■ **SHORT TASK**:
Find the lines that include the string "insured" and report how many there are. Give no other text.

# Start of STORED RECORDS

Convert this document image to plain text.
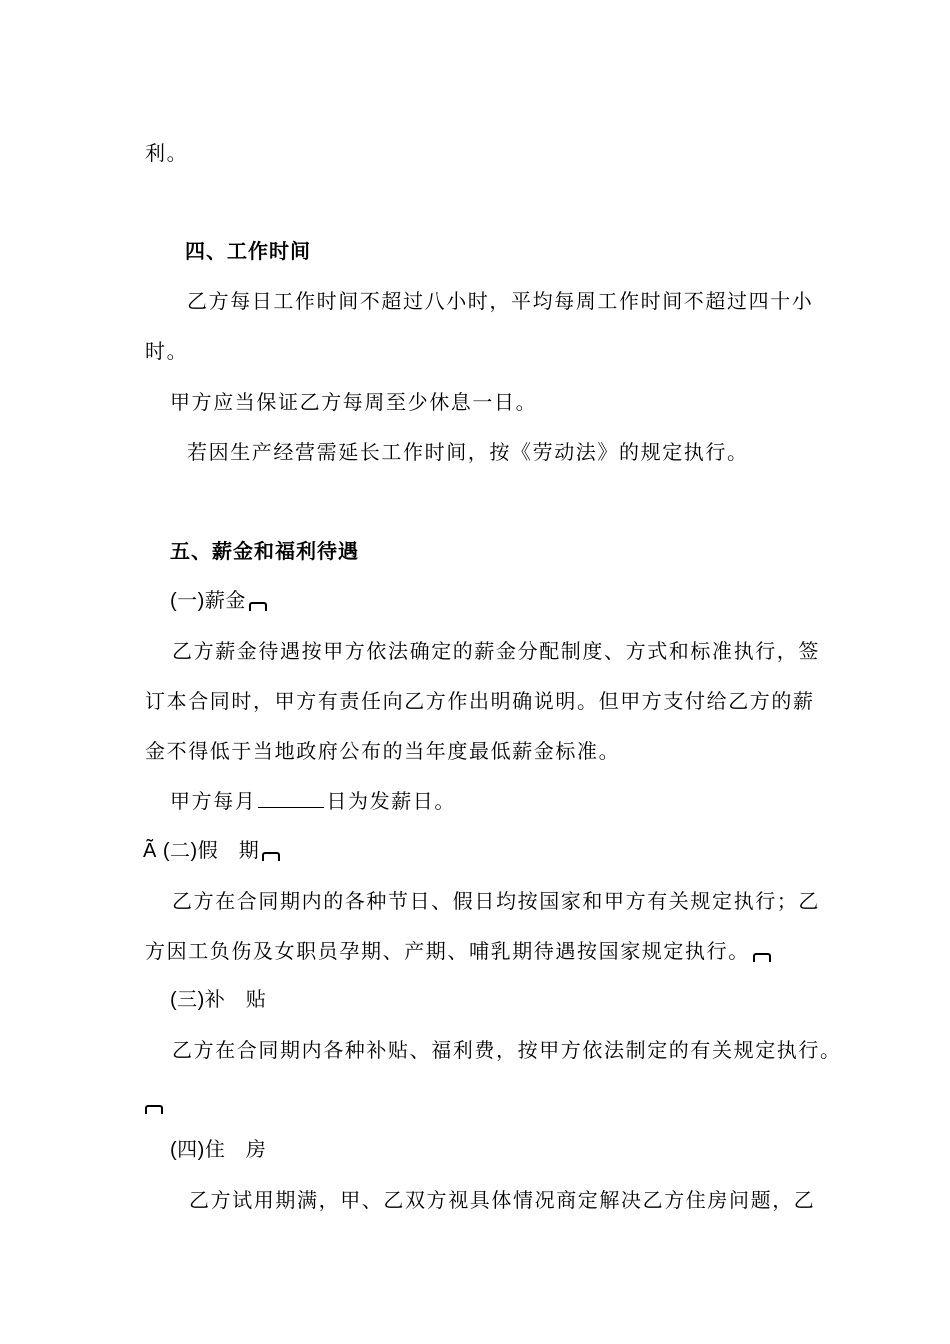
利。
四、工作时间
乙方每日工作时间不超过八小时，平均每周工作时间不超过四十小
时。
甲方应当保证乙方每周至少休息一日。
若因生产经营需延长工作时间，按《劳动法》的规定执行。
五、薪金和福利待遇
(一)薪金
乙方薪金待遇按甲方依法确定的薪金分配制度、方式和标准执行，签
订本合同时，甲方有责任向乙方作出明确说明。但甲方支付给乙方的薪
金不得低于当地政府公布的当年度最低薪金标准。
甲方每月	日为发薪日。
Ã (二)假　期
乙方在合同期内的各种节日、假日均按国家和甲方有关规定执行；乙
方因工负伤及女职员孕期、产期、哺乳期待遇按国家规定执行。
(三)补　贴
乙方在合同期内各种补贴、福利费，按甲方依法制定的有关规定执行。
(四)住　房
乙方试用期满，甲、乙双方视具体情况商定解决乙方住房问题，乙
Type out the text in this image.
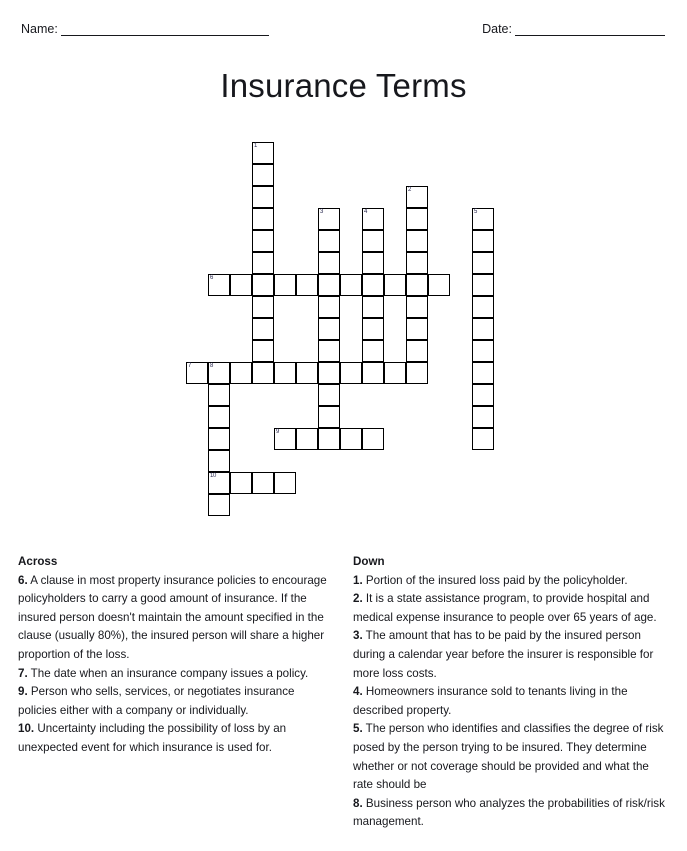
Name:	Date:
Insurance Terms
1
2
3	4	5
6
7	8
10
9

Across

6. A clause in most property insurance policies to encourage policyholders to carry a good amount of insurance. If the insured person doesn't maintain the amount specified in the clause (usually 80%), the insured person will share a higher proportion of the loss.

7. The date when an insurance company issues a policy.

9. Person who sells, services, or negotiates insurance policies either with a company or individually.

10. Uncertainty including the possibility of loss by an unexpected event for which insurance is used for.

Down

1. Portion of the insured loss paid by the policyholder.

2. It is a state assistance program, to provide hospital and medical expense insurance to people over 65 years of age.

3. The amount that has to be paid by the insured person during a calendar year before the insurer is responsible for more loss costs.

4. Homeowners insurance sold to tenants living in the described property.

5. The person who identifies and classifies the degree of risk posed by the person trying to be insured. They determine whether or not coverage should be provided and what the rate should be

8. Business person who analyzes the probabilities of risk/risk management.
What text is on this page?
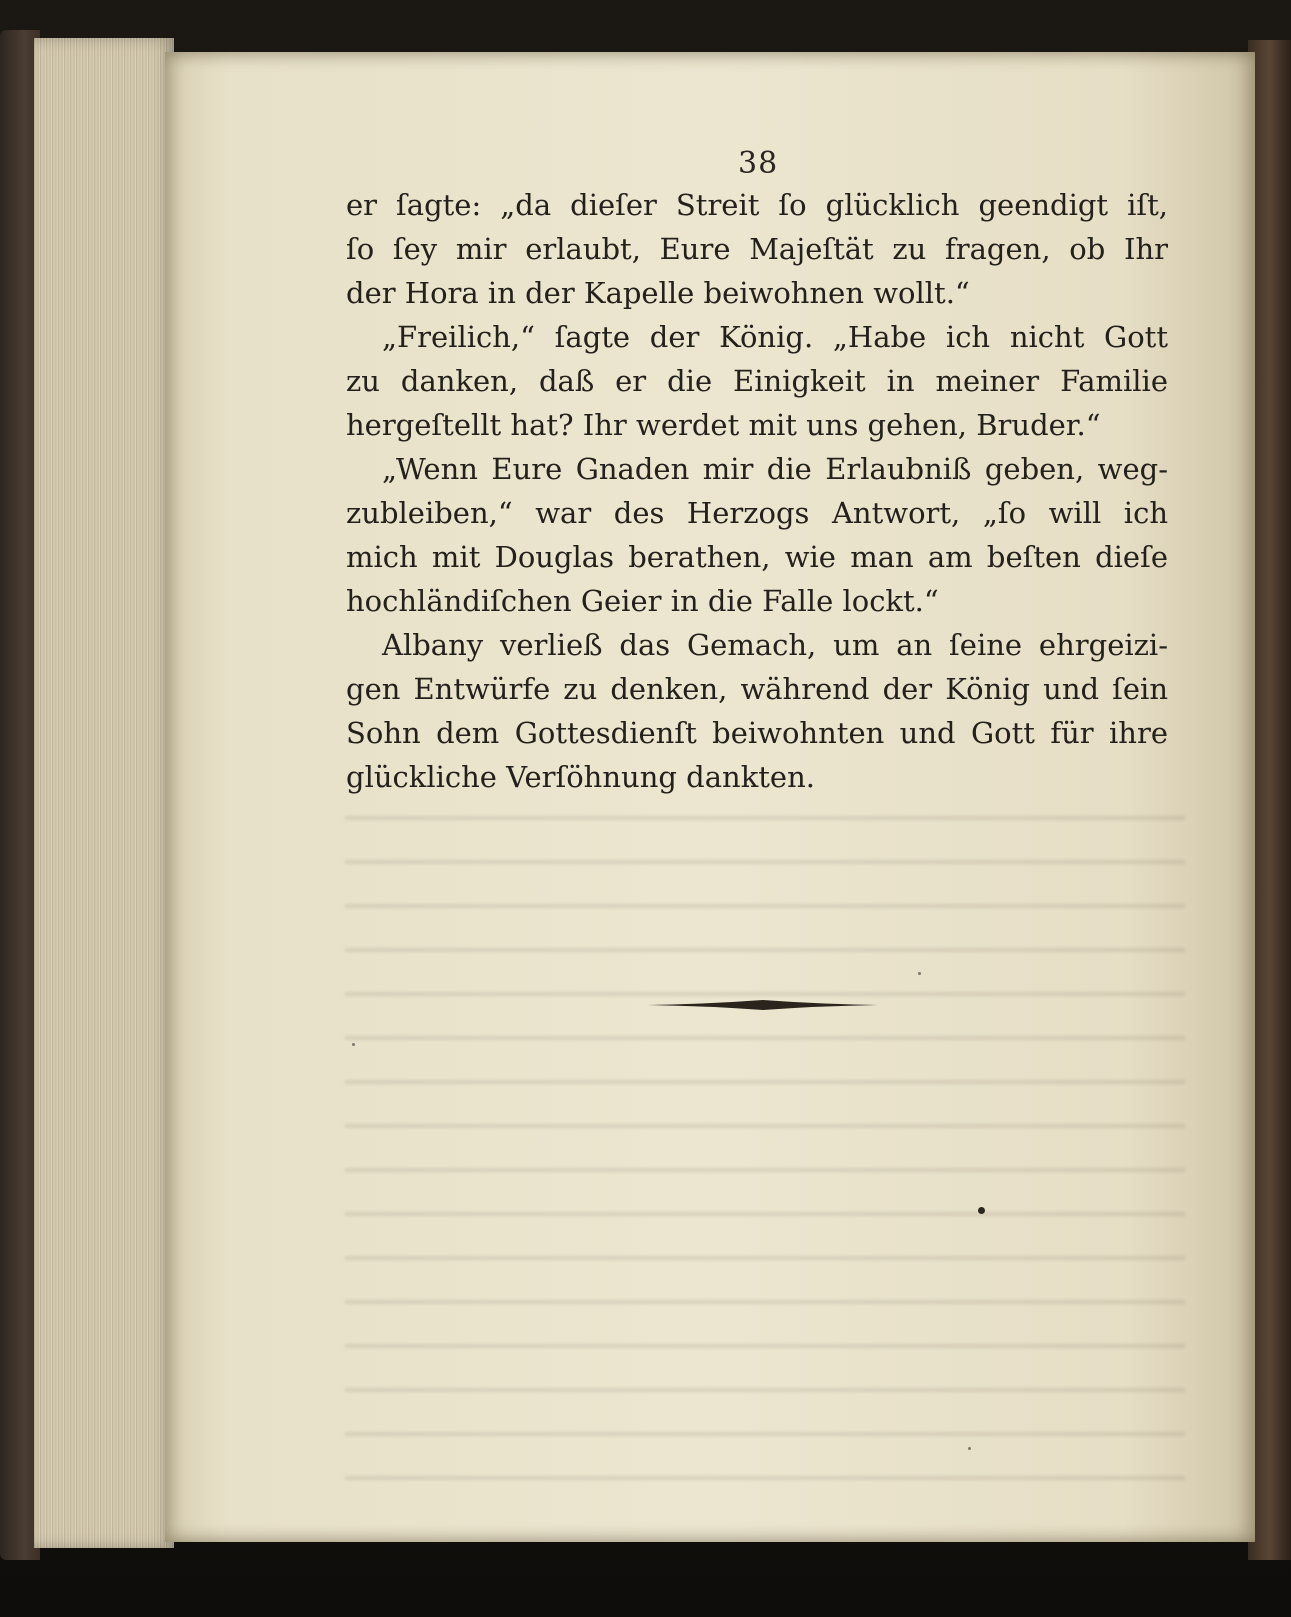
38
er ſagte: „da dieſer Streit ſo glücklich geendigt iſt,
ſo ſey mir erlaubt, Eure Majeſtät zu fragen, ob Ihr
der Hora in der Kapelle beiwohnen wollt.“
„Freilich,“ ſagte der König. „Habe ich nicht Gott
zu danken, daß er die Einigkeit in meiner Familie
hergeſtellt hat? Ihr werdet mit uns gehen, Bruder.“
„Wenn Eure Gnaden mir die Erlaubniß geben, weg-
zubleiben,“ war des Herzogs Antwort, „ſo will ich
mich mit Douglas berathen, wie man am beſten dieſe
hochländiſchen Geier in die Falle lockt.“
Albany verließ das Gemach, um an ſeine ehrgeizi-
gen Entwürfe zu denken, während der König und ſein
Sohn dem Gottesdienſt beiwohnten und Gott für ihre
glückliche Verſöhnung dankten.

# End of STORED RECORDS

■ **WRITTEN SOLUTION**:
4